A PROTEÇÃO CONSTITUCIONAL AO CONSUMIDOR SUPERENDIVIDADO ANTE O CRÉDITO FACILITADO
Palabras clave:
Superendividamento, Dignidade da Pessoa Humana, Defesa do Consumidor, Mínimo Existencial, Direitos FundamentaisResumen
O drama social e jurídico do superendividamento no Brasil tornou-se um fenômeno intensificado por um mercado que oferece crédito de forma sedutora e, por vezes, predatória. De forma direta, o superendividamento conceitua-se como o espiral de dívidas que corrói a saúde financeira, a dignidade e o mínimo existencial do indivíduo devedor de boa-fé, incapaz de arcar com as próprias despesas. Em contraponto, o sistema constitucional vigente garante enquanto direito fundamental a proteção ao consumidor, colocando a problemática em flagrante confronto com a Carta Magna. Dessa forma, o presente trabalho navega pela gama de instrumento jurídicos-constitucionais necessários para efetivar a proteção ao superendividado ante a facilidade de crédito ofertado em larga escala no mercado de consumo. Para tanto, a teoria da eficácia horizontal dos direitos fundamentais é apresentada como a viga mestra que permite levar os valores constitucionais para o cerne das relações de consumo. Neste contexto, a Lei n.º 14.181/2021 é identificada como uma resposta legislativa decisiva, que reafirma a primazia da pessoa humana sobre o contrato, estabelecendo um caminho para que o devedor de boa-fé possa renegociar seus débitos e reconquistar sua cidadania econômica. A partir do método hipotético-indutivo e de pesquisa bibliográfica em artigos e doutrinas, demonstrou-se as consequências reais do crédito facilitado ao cidadão e como a metodologia de mercado favorece o superendividamento do consumidor presumidamente vulnerável.

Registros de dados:
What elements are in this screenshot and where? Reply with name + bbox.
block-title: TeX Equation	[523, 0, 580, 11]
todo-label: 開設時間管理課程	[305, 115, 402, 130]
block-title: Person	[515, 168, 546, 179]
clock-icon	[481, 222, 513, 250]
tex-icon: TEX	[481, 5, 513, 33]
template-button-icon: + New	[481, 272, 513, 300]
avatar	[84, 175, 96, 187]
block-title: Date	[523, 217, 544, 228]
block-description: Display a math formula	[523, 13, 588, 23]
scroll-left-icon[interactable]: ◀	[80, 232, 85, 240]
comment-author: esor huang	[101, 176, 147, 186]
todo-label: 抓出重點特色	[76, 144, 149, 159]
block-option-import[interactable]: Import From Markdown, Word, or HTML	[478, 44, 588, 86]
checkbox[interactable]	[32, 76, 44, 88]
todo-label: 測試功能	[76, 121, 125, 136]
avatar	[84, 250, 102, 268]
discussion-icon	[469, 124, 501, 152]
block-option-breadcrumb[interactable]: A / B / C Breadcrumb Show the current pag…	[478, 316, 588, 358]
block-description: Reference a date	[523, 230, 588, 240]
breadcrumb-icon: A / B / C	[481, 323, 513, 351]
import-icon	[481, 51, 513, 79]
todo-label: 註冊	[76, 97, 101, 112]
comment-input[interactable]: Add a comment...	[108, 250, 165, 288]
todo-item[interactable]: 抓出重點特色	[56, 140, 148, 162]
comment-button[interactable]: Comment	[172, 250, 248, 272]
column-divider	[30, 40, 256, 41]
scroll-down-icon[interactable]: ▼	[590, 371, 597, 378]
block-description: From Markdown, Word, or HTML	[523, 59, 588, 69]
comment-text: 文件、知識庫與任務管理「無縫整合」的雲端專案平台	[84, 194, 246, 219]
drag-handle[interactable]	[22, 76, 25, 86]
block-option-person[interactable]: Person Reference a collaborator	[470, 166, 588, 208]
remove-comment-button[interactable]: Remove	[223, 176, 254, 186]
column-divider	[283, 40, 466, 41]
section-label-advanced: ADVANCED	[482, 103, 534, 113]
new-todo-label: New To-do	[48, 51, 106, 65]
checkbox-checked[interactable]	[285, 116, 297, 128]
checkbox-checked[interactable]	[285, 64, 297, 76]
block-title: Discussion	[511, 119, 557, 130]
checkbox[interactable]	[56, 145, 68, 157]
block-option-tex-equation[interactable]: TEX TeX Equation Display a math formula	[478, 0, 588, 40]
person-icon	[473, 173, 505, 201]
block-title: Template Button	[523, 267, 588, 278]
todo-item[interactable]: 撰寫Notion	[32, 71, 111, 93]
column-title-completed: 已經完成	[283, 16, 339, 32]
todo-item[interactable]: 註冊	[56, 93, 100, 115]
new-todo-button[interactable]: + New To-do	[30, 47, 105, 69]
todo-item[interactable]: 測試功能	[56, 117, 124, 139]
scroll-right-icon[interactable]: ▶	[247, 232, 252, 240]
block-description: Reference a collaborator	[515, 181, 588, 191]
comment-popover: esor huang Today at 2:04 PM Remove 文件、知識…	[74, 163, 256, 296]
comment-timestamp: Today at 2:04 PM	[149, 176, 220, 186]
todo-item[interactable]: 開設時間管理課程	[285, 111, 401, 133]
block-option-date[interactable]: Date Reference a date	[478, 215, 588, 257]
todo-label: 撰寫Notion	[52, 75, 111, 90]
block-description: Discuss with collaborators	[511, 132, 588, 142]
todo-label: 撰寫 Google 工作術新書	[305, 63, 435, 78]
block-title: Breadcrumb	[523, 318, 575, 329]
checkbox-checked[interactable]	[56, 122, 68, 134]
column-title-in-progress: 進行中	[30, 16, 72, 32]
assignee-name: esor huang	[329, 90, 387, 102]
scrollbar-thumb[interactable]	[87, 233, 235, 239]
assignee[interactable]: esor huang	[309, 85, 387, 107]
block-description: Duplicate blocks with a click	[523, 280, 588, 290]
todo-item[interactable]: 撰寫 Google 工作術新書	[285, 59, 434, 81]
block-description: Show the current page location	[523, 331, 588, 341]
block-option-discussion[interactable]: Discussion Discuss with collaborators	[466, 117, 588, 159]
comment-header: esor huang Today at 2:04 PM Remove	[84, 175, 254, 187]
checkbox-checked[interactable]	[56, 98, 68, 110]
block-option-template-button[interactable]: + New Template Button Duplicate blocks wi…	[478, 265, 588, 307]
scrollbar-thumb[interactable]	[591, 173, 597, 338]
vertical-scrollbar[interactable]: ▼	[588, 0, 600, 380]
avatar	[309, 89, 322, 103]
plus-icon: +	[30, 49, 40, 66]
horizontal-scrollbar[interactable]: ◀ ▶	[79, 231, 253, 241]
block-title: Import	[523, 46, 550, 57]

▶ _EXERCÍCIO_
Transcreva, por favor, o texto sobre a proteção constitucional ao consumidor superendividado do início ao fim, sem nenhuma alteração.

▶ _RESPOSTA_
A PROTEÇÃO CONSTITUCIONAL AO CONSUMIDOR SUPERENDIVIDADO ANTE O CRÉDITO FACILITADO
Palabras clave:
Superendividamento, Dignidade da Pessoa Humana, Defesa do Consumidor, Mínimo Existencial, Direitos FundamentaisResumen
O drama social e jurídico do superendividamento no Brasil tornou-se um fenômeno intensificado por um mercado que oferece crédito de forma sedutora e, por vezes, predatória. De forma direta, o superendividamento conceitua-se como o espiral de dívidas que corrói a saúde financeira, a dignidade e o mínimo existencial do indivíduo devedor de boa-fé, incapaz de arcar com as próprias despesas. Em contraponto, o sistema constitucional vigente garante enquanto direito fundamental a proteção ao consumidor, colocando a problemática em flagrante confronto com a Carta Magna. Dessa forma, o presente trabalho navega pela gama de instrumento jurídicos-constitucionais necessários para efetivar a proteção ao superendividado ante a facilidade de crédito ofertado em larga escala no mercado de consumo. Para tanto, a teoria da eficácia horizontal dos direitos fundamentais é apresentada como a viga mestra que permite levar os valores constitucionais para o cerne das relações de consumo. Neste contexto, a Lei n.º 14.181/2021 é identificada como uma resposta legislativa decisiva, que reafirma a primazia da pessoa humana sobre o contrato, estabelecendo um caminho para que o devedor de boa-fé possa renegociar seus débitos e reconquistar sua cidadania econômica. A partir do método hipotético-indutivo e de pesquisa bibliográfica em artigos e doutrinas, demonstrou-se as consequências reais do crédito facilitado ao cidadão e como a metodologia de mercado favorece o superendividamento do consumidor presumidamente vulnerável.